### The task
Write out the data word for word and omit every picture.

### Data provided
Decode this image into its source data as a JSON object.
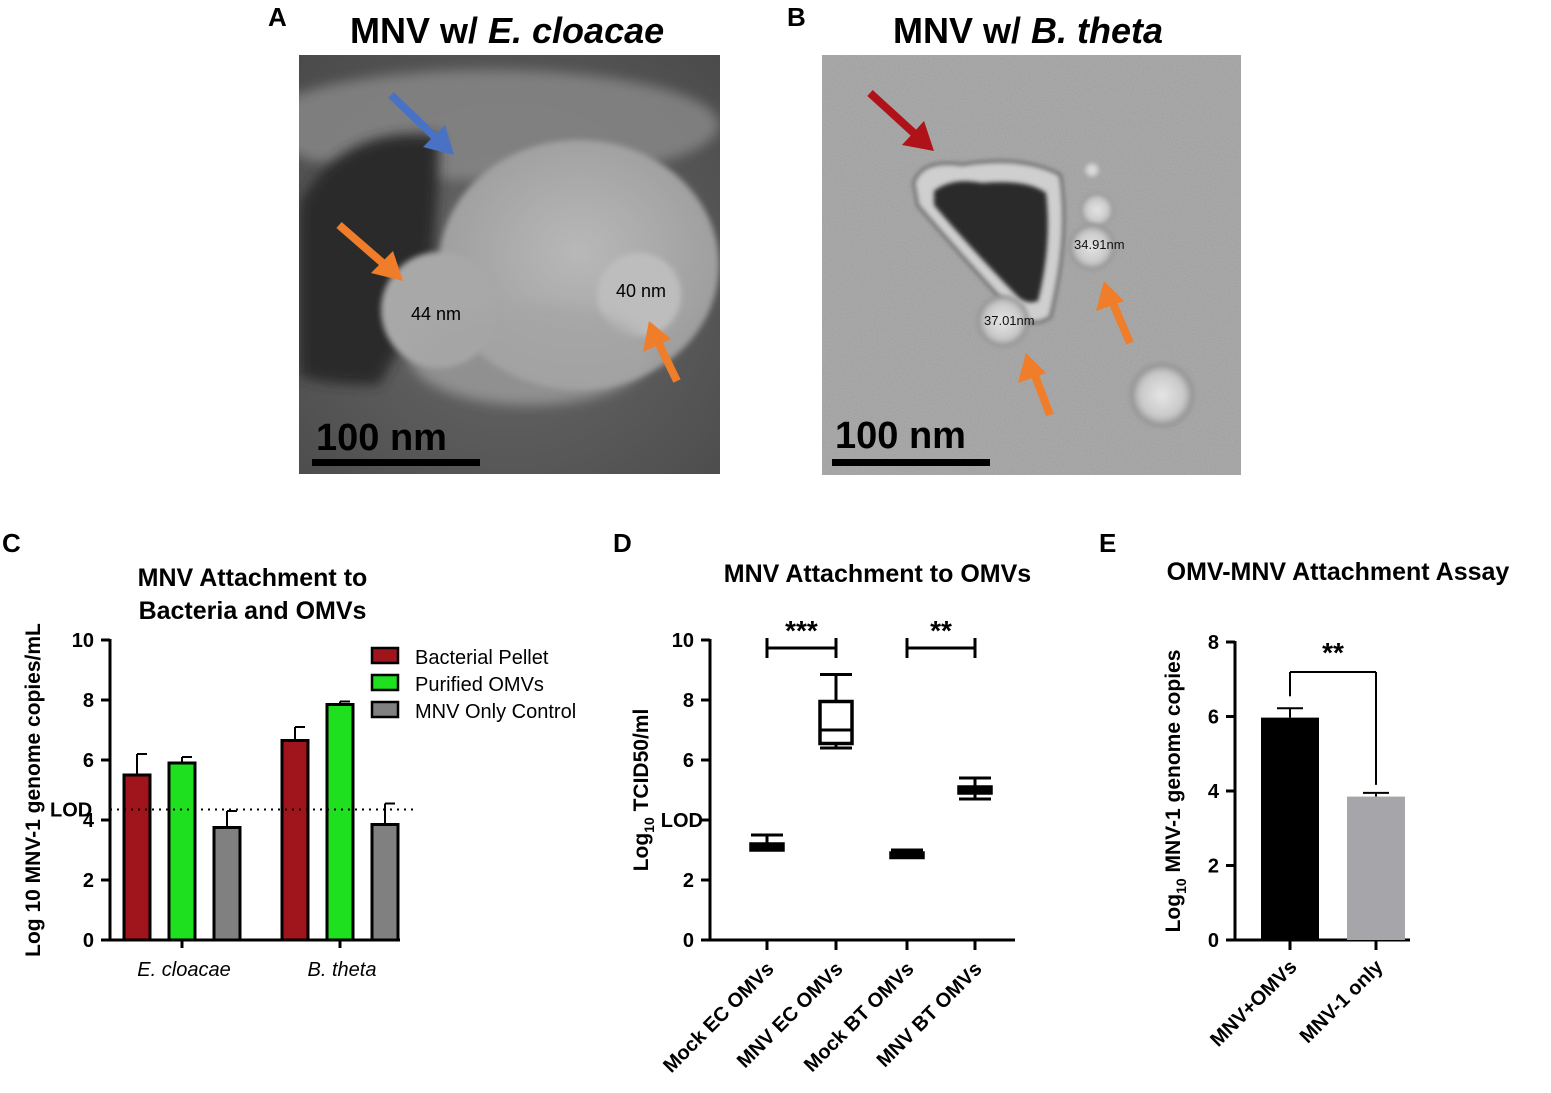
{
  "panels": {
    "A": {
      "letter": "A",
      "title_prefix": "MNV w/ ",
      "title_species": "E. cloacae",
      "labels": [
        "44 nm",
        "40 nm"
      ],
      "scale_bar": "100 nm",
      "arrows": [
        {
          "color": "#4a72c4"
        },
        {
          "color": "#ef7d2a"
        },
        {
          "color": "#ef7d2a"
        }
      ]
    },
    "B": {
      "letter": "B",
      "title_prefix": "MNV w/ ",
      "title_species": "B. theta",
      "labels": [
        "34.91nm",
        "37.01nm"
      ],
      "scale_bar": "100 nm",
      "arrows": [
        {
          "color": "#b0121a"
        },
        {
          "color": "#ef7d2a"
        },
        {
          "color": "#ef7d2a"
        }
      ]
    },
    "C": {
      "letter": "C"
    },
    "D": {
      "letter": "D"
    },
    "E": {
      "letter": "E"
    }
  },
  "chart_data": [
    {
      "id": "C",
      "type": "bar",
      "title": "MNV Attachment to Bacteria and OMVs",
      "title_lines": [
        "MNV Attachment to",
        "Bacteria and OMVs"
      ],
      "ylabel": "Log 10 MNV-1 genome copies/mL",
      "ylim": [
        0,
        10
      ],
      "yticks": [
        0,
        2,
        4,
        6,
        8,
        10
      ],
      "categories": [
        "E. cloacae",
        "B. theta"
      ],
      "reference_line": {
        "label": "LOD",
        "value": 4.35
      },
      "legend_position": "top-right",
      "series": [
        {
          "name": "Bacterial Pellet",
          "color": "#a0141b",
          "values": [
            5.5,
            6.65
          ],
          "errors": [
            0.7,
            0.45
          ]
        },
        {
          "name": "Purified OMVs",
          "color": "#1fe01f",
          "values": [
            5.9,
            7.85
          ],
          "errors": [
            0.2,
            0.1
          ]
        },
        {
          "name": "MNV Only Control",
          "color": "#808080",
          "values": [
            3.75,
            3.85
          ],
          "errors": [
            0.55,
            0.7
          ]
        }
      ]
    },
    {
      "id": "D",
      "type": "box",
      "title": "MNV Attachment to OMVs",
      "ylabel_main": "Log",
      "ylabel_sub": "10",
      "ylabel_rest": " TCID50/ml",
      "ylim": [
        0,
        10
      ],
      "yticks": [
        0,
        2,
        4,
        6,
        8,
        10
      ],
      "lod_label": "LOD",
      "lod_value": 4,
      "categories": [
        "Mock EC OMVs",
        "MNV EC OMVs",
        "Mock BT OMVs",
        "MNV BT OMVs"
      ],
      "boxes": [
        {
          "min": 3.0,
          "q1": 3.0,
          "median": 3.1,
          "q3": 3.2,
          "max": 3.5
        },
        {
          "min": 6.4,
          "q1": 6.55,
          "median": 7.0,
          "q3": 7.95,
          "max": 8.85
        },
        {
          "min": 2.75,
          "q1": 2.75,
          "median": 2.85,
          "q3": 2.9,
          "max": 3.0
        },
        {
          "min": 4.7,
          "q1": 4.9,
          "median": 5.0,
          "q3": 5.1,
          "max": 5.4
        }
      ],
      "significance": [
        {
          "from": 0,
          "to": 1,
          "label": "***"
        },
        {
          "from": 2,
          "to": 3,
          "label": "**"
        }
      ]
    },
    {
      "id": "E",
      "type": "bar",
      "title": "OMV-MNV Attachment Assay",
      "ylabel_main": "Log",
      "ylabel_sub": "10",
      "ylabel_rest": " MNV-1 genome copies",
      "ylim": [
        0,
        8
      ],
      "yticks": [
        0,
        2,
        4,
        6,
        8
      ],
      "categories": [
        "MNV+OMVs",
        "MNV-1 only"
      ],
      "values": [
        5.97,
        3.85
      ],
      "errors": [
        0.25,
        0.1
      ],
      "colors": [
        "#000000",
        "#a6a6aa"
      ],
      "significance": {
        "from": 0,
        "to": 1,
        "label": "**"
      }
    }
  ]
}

### Answer space
Decode this image into its source data as a JSON object.
{
  "panels": {
    "A": {
      "letter": "A",
      "title_prefix": "MNV w/ ",
      "title_species": "E. cloacae",
      "labels": [
        "44 nm",
        "40 nm"
      ],
      "scale_bar": "100 nm",
      "arrows": [
        {
          "color": "#4a72c4"
        },
        {
          "color": "#ef7d2a"
        },
        {
          "color": "#ef7d2a"
        }
      ]
    },
    "B": {
      "letter": "B",
      "title_prefix": "MNV w/ ",
      "title_species": "B. theta",
      "labels": [
        "34.91nm",
        "37.01nm"
      ],
      "scale_bar": "100 nm",
      "arrows": [
        {
          "color": "#b0121a"
        },
        {
          "color": "#ef7d2a"
        },
        {
          "color": "#ef7d2a"
        }
      ]
    },
    "C": {
      "letter": "C"
    },
    "D": {
      "letter": "D"
    },
    "E": {
      "letter": "E"
    }
  },
  "chart_data": [
    {
      "id": "C",
      "type": "bar",
      "title": "MNV Attachment to Bacteria and OMVs",
      "title_lines": [
        "MNV Attachment to",
        "Bacteria and OMVs"
      ],
      "ylabel": "Log 10 MNV-1 genome copies/mL",
      "ylim": [
        0,
        10
      ],
      "yticks": [
        0,
        2,
        4,
        6,
        8,
        10
      ],
      "categories": [
        "E. cloacae",
        "B. theta"
      ],
      "reference_line": {
        "label": "LOD",
        "value": 4.35
      },
      "legend_position": "top-right",
      "series": [
        {
          "name": "Bacterial Pellet",
          "color": "#a0141b",
          "values": [
            5.5,
            6.65
          ],
          "errors": [
            0.7,
            0.45
          ]
        },
        {
          "name": "Purified OMVs",
          "color": "#1fe01f",
          "values": [
            5.9,
            7.85
          ],
          "errors": [
            0.2,
            0.1
          ]
        },
        {
          "name": "MNV Only Control",
          "color": "#808080",
          "values": [
            3.75,
            3.85
          ],
          "errors": [
            0.55,
            0.7
          ]
        }
      ]
    },
    {
      "id": "D",
      "type": "box",
      "title": "MNV Attachment to OMVs",
      "ylabel_main": "Log",
      "ylabel_sub": "10",
      "ylabel_rest": " TCID50/ml",
      "ylim": [
        0,
        10
      ],
      "yticks": [
        0,
        2,
        4,
        6,
        8,
        10
      ],
      "lod_label": "LOD",
      "lod_value": 4,
      "categories": [
        "Mock EC OMVs",
        "MNV EC OMVs",
        "Mock BT OMVs",
        "MNV BT OMVs"
      ],
      "boxes": [
        {
          "min": 3.0,
          "q1": 3.0,
          "median": 3.1,
          "q3": 3.2,
          "max": 3.5
        },
        {
          "min": 6.4,
          "q1": 6.55,
          "median": 7.0,
          "q3": 7.95,
          "max": 8.85
        },
        {
          "min": 2.75,
          "q1": 2.75,
          "median": 2.85,
          "q3": 2.9,
          "max": 3.0
        },
        {
          "min": 4.7,
          "q1": 4.9,
          "median": 5.0,
          "q3": 5.1,
          "max": 5.4
        }
      ],
      "significance": [
        {
          "from": 0,
          "to": 1,
          "label": "***"
        },
        {
          "from": 2,
          "to": 3,
          "label": "**"
        }
      ]
    },
    {
      "id": "E",
      "type": "bar",
      "title": "OMV-MNV Attachment Assay",
      "ylabel_main": "Log",
      "ylabel_sub": "10",
      "ylabel_rest": " MNV-1 genome copies",
      "ylim": [
        0,
        8
      ],
      "yticks": [
        0,
        2,
        4,
        6,
        8
      ],
      "categories": [
        "MNV+OMVs",
        "MNV-1 only"
      ],
      "values": [
        5.97,
        3.85
      ],
      "errors": [
        0.25,
        0.1
      ],
      "colors": [
        "#000000",
        "#a6a6aa"
      ],
      "significance": {
        "from": 0,
        "to": 1,
        "label": "**"
      }
    }
  ]
}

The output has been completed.